- Task list -
1: In the sketch of Thompson's book below, who was executed in 1801-1802 for organizing an underground army?
2: List everything the secret societies opposed, according to the sketch of Thompson's book below.
3: Extend the sketch of Thompson's book on the English working class, below, picking up right after its final sentence.

==== Text excerpt ====

“The
Making of the English Working Class”by
E.P. Thompson, 1963 Part 4 Sketch: (pgs. 515 to 780)
Thompson turns to the illegal
struggles in England between 1799 and 1824, during which the English government
made any labor ‘combination’ illegal. The government used new laws, old Elizabethan
/ Tudor laws about ‘leaving work undone’ or common laws against ‘conspiracy’ in
the battle with people’s political and industrial organizations and work strikes. This repressive ‘laissez faire’ approach forced
political and labor groups underground and also together, resulting in illegal
movements in parallel with fruitless and expensive appeals to Parliament.
|
General Ludd's Army |
Luddism
This was a period of midnight “Black
Lamp” meetings in the Midlands, oaths, arms caches, military training in the
woods, food riots and secret societies opposing unemployment, starvation wages,
high taxes, soaring food prices and the continuing war. In 1801-1802 a revolutionary ex-solider, Edward
Despard, was executed for organizing an underground army to fight for civil,
political and religious rights and against flogging, along with the
independence of Ireland. The ostensible plan was to kill the king, free
prisoners in the ‘Bastilles’ and occupy the Tower and the Bank in London. The afore-mentioned Spencer societies in
London used ‘diffuse,’ non-organization anarchist methods to spread their
ideology of land nationalization in the back rooms of taverns and
hidey-holes.
Years of this legal and
illegal struggle against the government resulted in the Luddite Rebellion in
the Midlands of Lancashire, Nottinghamshire, West Riding and Yorkshire in
1811-1812 and 1816. Due to the high levels of secrecy involved in Luddism,
Thompson has to parse through the liberal historians who discounted it and the
government’s flawed informers, who many times lied. He also refutes two Fabian
historians who either erred through microscopic academic ignorance or specious
and obvious political pleading. His
method is to take a step back and see what is underneath the smoke and fire.

==== Data listing ====

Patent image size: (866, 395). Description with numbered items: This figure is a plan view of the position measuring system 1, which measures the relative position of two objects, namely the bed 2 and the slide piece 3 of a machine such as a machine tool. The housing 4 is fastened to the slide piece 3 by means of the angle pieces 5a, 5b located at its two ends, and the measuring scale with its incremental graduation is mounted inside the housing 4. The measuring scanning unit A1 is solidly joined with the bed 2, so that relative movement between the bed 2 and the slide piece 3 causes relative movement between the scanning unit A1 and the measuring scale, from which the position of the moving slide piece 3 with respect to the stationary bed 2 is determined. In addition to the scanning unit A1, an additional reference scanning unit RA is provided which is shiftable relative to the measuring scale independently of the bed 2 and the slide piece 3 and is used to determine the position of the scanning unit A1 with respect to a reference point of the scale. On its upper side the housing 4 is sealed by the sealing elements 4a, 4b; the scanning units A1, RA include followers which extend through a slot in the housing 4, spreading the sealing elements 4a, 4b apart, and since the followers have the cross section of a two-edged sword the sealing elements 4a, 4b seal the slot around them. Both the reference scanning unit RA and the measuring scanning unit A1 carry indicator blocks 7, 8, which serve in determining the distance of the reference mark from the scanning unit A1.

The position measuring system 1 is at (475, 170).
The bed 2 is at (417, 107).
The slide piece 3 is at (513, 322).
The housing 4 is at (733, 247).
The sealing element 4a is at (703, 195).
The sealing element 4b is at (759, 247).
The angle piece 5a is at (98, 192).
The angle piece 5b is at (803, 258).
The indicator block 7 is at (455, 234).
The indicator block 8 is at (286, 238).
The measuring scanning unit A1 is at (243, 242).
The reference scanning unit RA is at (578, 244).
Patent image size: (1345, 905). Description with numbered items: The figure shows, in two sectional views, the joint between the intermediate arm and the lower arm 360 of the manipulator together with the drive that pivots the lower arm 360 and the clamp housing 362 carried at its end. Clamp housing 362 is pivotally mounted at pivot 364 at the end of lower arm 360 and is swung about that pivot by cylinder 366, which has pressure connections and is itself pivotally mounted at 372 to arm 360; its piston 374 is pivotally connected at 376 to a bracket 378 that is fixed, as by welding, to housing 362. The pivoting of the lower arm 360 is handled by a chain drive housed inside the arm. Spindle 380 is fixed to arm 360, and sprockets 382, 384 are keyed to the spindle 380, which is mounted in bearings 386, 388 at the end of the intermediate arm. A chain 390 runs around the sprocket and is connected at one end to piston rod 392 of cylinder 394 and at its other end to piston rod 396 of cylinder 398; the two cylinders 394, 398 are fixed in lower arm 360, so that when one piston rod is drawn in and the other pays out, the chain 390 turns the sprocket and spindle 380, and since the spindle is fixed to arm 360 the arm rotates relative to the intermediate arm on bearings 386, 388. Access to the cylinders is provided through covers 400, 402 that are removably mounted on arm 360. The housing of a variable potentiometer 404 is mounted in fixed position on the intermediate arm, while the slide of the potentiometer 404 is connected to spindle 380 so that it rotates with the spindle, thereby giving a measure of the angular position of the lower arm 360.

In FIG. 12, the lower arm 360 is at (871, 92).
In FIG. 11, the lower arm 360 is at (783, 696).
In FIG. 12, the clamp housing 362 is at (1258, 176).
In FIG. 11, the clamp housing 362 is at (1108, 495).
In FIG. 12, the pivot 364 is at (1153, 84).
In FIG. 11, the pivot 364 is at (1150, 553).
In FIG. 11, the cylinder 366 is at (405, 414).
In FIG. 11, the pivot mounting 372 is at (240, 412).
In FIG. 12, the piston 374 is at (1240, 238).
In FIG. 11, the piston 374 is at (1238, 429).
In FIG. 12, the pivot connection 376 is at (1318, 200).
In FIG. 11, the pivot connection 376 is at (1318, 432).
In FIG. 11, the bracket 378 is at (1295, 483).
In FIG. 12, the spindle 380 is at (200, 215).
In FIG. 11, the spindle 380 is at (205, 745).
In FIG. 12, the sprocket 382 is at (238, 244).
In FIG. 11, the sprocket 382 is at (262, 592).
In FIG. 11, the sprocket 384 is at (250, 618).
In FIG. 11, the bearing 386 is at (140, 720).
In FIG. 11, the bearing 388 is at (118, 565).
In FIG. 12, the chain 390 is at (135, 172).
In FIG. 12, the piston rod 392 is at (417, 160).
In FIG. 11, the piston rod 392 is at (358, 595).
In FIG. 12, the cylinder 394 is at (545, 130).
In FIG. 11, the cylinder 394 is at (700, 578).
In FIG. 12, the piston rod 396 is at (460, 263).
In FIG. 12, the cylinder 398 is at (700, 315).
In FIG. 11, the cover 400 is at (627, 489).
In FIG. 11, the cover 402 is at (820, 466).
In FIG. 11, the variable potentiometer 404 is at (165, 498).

====

- Answers in order -
1: Edward Despard

2: Unemployment, starvation wages, high taxes, soaring food prices, the continuing war

3:
Hundreds of weavers, cloth
workers, stockingers, framework knitters and others broke power looms, shearing
frames, stocking looms and gig mills to protect their jobs and maintain the
apprentice system against cheap labor. They
were backed by whole communities, smaller masters and other trades against the
factory and mill system. Factories were
attacked or burned by men with blackened faces and bludgeons. The mill owners garrisoned their mills and
won two bloody fights when their mills were attacked in Rawfolds' and Burton's mills.
Direct
Action’s Strengths and Weaknesses
Support weakened when one Luddite resorted to assassination. Their
successes in blunting the looms - destroying over a 1,000 - left them fewer but harder targets. The jailing and execution of supposed members
of Ned Ludd’s Army of Redressers didn’t help either. Whitehall had sent 12,000 soldiers and many
spies and provocateurs to stop the rebellion. Gravenor Henson was one of the
suspected Luddite leaders, who was active for over 40 years in various
struggles. But no one left a long memoir
telling the story from the inside due to the legal ramifications. Nor was a real person called Ludd ever discovered.
Thompson contends that class
collaborationism, while pushed by moderate Constitutional reformers, never took
hold in this period in England. This is
unlike the U.S. context, where unions such as the UAW make it policy and have
for some time. Rightist reformers like
Place were against the Combination laws - but not because they stopped labor, but
because he saw them as provoking strikes, political upheaval and unionization,
which he was actually against. This was
one of many examples of middle-class ‘reformers’ opposing the labor movement, which should remind present day leftists of people in our own day.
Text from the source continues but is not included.